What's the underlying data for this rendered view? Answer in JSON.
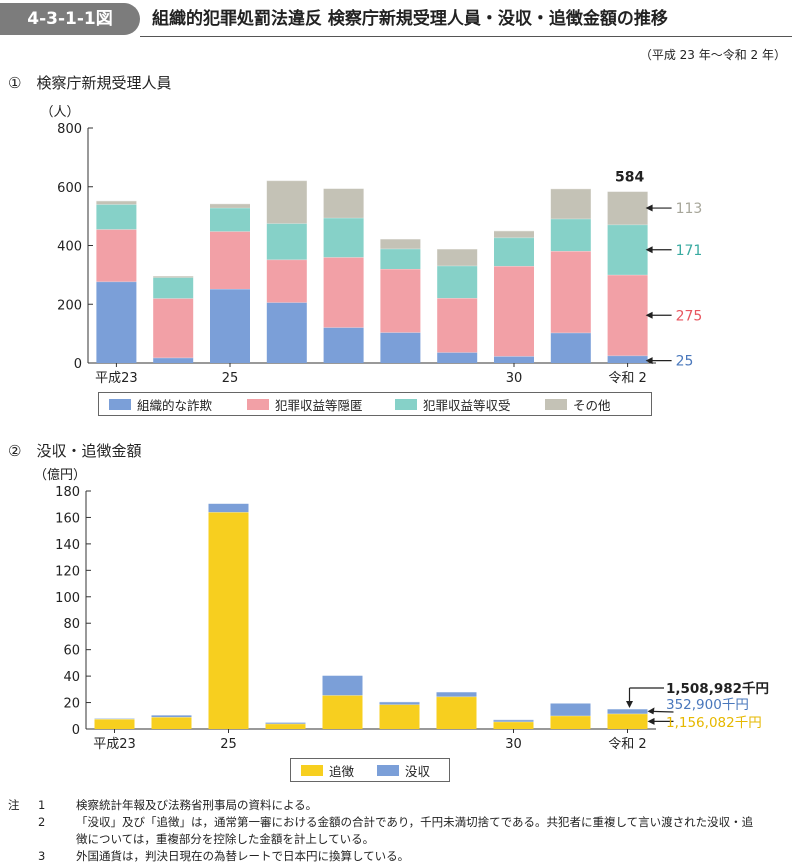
{
  "header": {
    "figure_no": "4-3-1-1図",
    "title": "組織的犯罪処罰法違反 検察庁新規受理人員・没収・追徴金額の推移",
    "period": "（平成 23 年〜令和 2 年）"
  },
  "colors": {
    "blue": "#7b9fd8",
    "pink": "#f2a0a6",
    "teal": "#86d1c8",
    "gray": "#c4c2b6",
    "yellow": "#f7cf1f",
    "label_gray": "#a7a69a",
    "label_teal": "#38aaa0",
    "label_pink": "#e8565f",
    "label_blue": "#4a78bc",
    "label_yellow": "#e6b800"
  },
  "section1": {
    "title": "①　検察庁新規受理人員"
  },
  "section2": {
    "title": "②　没収・追徴金額"
  },
  "chart_data": [
    {
      "type": "bar",
      "stacked": true,
      "title": "検察庁新規受理人員",
      "ylabel": "（人）",
      "ylim": [
        0,
        800
      ],
      "yticks": [
        "0",
        "200",
        "400",
        "600",
        "800"
      ],
      "categories": [
        "平成23",
        "24",
        "25",
        "26",
        "27",
        "28",
        "29",
        "30",
        "令和元",
        "令和 2"
      ],
      "x_tick_labels": [
        "平成23",
        "",
        "25",
        "",
        "",
        "",
        "",
        "30",
        "",
        "令和 2"
      ],
      "series": [
        {
          "name": "組織的な詐欺",
          "color": "#7b9fd8",
          "values": [
            277,
            18,
            252,
            206,
            121,
            104,
            36,
            23,
            103,
            25
          ]
        },
        {
          "name": "犯罪収益等隠匿",
          "color": "#f2a0a6",
          "values": [
            178,
            202,
            196,
            146,
            239,
            216,
            185,
            307,
            278,
            275
          ]
        },
        {
          "name": "犯罪収益等収受",
          "color": "#86d1c8",
          "values": [
            85,
            71,
            80,
            123,
            134,
            69,
            110,
            97,
            110,
            171
          ]
        },
        {
          "name": "その他",
          "color": "#c4c2b6",
          "values": [
            12,
            5,
            14,
            146,
            100,
            33,
            57,
            23,
            102,
            113
          ]
        }
      ],
      "totals_label": {
        "last": "584"
      },
      "last_labels": {
        "gray": "113",
        "teal": "171",
        "pink": "275",
        "blue": "25"
      },
      "legend": [
        "組織的な詐欺",
        "犯罪収益等隠匿",
        "犯罪収益等収受",
        "その他"
      ],
      "legend_position": "bottom"
    },
    {
      "type": "bar",
      "stacked": true,
      "title": "没収・追徴金額",
      "ylabel": "（億円）",
      "ylim": [
        0,
        180
      ],
      "yticks": [
        "0",
        "20",
        "40",
        "60",
        "80",
        "100",
        "120",
        "140",
        "160",
        "180"
      ],
      "categories": [
        "平成23",
        "24",
        "25",
        "26",
        "27",
        "28",
        "29",
        "30",
        "令和元",
        "令和 2"
      ],
      "x_tick_labels": [
        "平成23",
        "",
        "25",
        "",
        "",
        "",
        "",
        "30",
        "",
        "令和 2"
      ],
      "series": [
        {
          "name": "追徴",
          "color": "#f7cf1f",
          "values": [
            7.5,
            9,
            164,
            4,
            25.5,
            18.5,
            24.5,
            5.5,
            10,
            11.56
          ]
        },
        {
          "name": "没収",
          "color": "#7b9fd8",
          "values": [
            0.5,
            1.5,
            6.5,
            1,
            15,
            2,
            3.5,
            1.5,
            9.5,
            3.53
          ]
        }
      ],
      "annotations": {
        "total": "1,508,982千円",
        "confiscation": "352,900千円",
        "collection": "1,156,082千円"
      },
      "legend": [
        "追徴",
        "没収"
      ],
      "legend_position": "bottom"
    }
  ],
  "notes": {
    "head": "注",
    "items": [
      {
        "num": "1",
        "text": "検察統計年報及び法務省刑事局の資料による。"
      },
      {
        "num": "2",
        "text": "「没収」及び「追徴」は，通常第一審における金額の合計であり，千円未満切捨てである。共犯者に重複して言い渡された没収・追"
      },
      {
        "num": "",
        "text": "徴については，重複部分を控除した金額を計上している。"
      },
      {
        "num": "3",
        "text": "外国通貨は，判決日現在の為替レートで日本円に換算している。"
      }
    ]
  }
}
====
Copy every record above exactly, leaving out any pictures.

What's the underlying data for this rendered view? Answer in JSON.
{
  "header": {
    "figure_no": "4-3-1-1図",
    "title": "組織的犯罪処罰法違反 検察庁新規受理人員・没収・追徴金額の推移",
    "period": "（平成 23 年〜令和 2 年）"
  },
  "colors": {
    "blue": "#7b9fd8",
    "pink": "#f2a0a6",
    "teal": "#86d1c8",
    "gray": "#c4c2b6",
    "yellow": "#f7cf1f",
    "label_gray": "#a7a69a",
    "label_teal": "#38aaa0",
    "label_pink": "#e8565f",
    "label_blue": "#4a78bc",
    "label_yellow": "#e6b800"
  },
  "section1": {
    "title": "①　検察庁新規受理人員"
  },
  "section2": {
    "title": "②　没収・追徴金額"
  },
  "chart_data": [
    {
      "type": "bar",
      "stacked": true,
      "title": "検察庁新規受理人員",
      "ylabel": "（人）",
      "ylim": [
        0,
        800
      ],
      "yticks": [
        "0",
        "200",
        "400",
        "600",
        "800"
      ],
      "categories": [
        "平成23",
        "24",
        "25",
        "26",
        "27",
        "28",
        "29",
        "30",
        "令和元",
        "令和 2"
      ],
      "x_tick_labels": [
        "平成23",
        "",
        "25",
        "",
        "",
        "",
        "",
        "30",
        "",
        "令和 2"
      ],
      "series": [
        {
          "name": "組織的な詐欺",
          "color": "#7b9fd8",
          "values": [
            277,
            18,
            252,
            206,
            121,
            104,
            36,
            23,
            103,
            25
          ]
        },
        {
          "name": "犯罪収益等隠匿",
          "color": "#f2a0a6",
          "values": [
            178,
            202,
            196,
            146,
            239,
            216,
            185,
            307,
            278,
            275
          ]
        },
        {
          "name": "犯罪収益等収受",
          "color": "#86d1c8",
          "values": [
            85,
            71,
            80,
            123,
            134,
            69,
            110,
            97,
            110,
            171
          ]
        },
        {
          "name": "その他",
          "color": "#c4c2b6",
          "values": [
            12,
            5,
            14,
            146,
            100,
            33,
            57,
            23,
            102,
            113
          ]
        }
      ],
      "totals_label": {
        "last": "584"
      },
      "last_labels": {
        "gray": "113",
        "teal": "171",
        "pink": "275",
        "blue": "25"
      },
      "legend": [
        "組織的な詐欺",
        "犯罪収益等隠匿",
        "犯罪収益等収受",
        "その他"
      ],
      "legend_position": "bottom"
    },
    {
      "type": "bar",
      "stacked": true,
      "title": "没収・追徴金額",
      "ylabel": "（億円）",
      "ylim": [
        0,
        180
      ],
      "yticks": [
        "0",
        "20",
        "40",
        "60",
        "80",
        "100",
        "120",
        "140",
        "160",
        "180"
      ],
      "categories": [
        "平成23",
        "24",
        "25",
        "26",
        "27",
        "28",
        "29",
        "30",
        "令和元",
        "令和 2"
      ],
      "x_tick_labels": [
        "平成23",
        "",
        "25",
        "",
        "",
        "",
        "",
        "30",
        "",
        "令和 2"
      ],
      "series": [
        {
          "name": "追徴",
          "color": "#f7cf1f",
          "values": [
            7.5,
            9,
            164,
            4,
            25.5,
            18.5,
            24.5,
            5.5,
            10,
            11.56
          ]
        },
        {
          "name": "没収",
          "color": "#7b9fd8",
          "values": [
            0.5,
            1.5,
            6.5,
            1,
            15,
            2,
            3.5,
            1.5,
            9.5,
            3.53
          ]
        }
      ],
      "annotations": {
        "total": "1,508,982千円",
        "confiscation": "352,900千円",
        "collection": "1,156,082千円"
      },
      "legend": [
        "追徴",
        "没収"
      ],
      "legend_position": "bottom"
    }
  ],
  "notes": {
    "head": "注",
    "items": [
      {
        "num": "1",
        "text": "検察統計年報及び法務省刑事局の資料による。"
      },
      {
        "num": "2",
        "text": "「没収」及び「追徴」は，通常第一審における金額の合計であり，千円未満切捨てである。共犯者に重複して言い渡された没収・追"
      },
      {
        "num": "",
        "text": "徴については，重複部分を控除した金額を計上している。"
      },
      {
        "num": "3",
        "text": "外国通貨は，判決日現在の為替レートで日本円に換算している。"
      }
    ]
  }
}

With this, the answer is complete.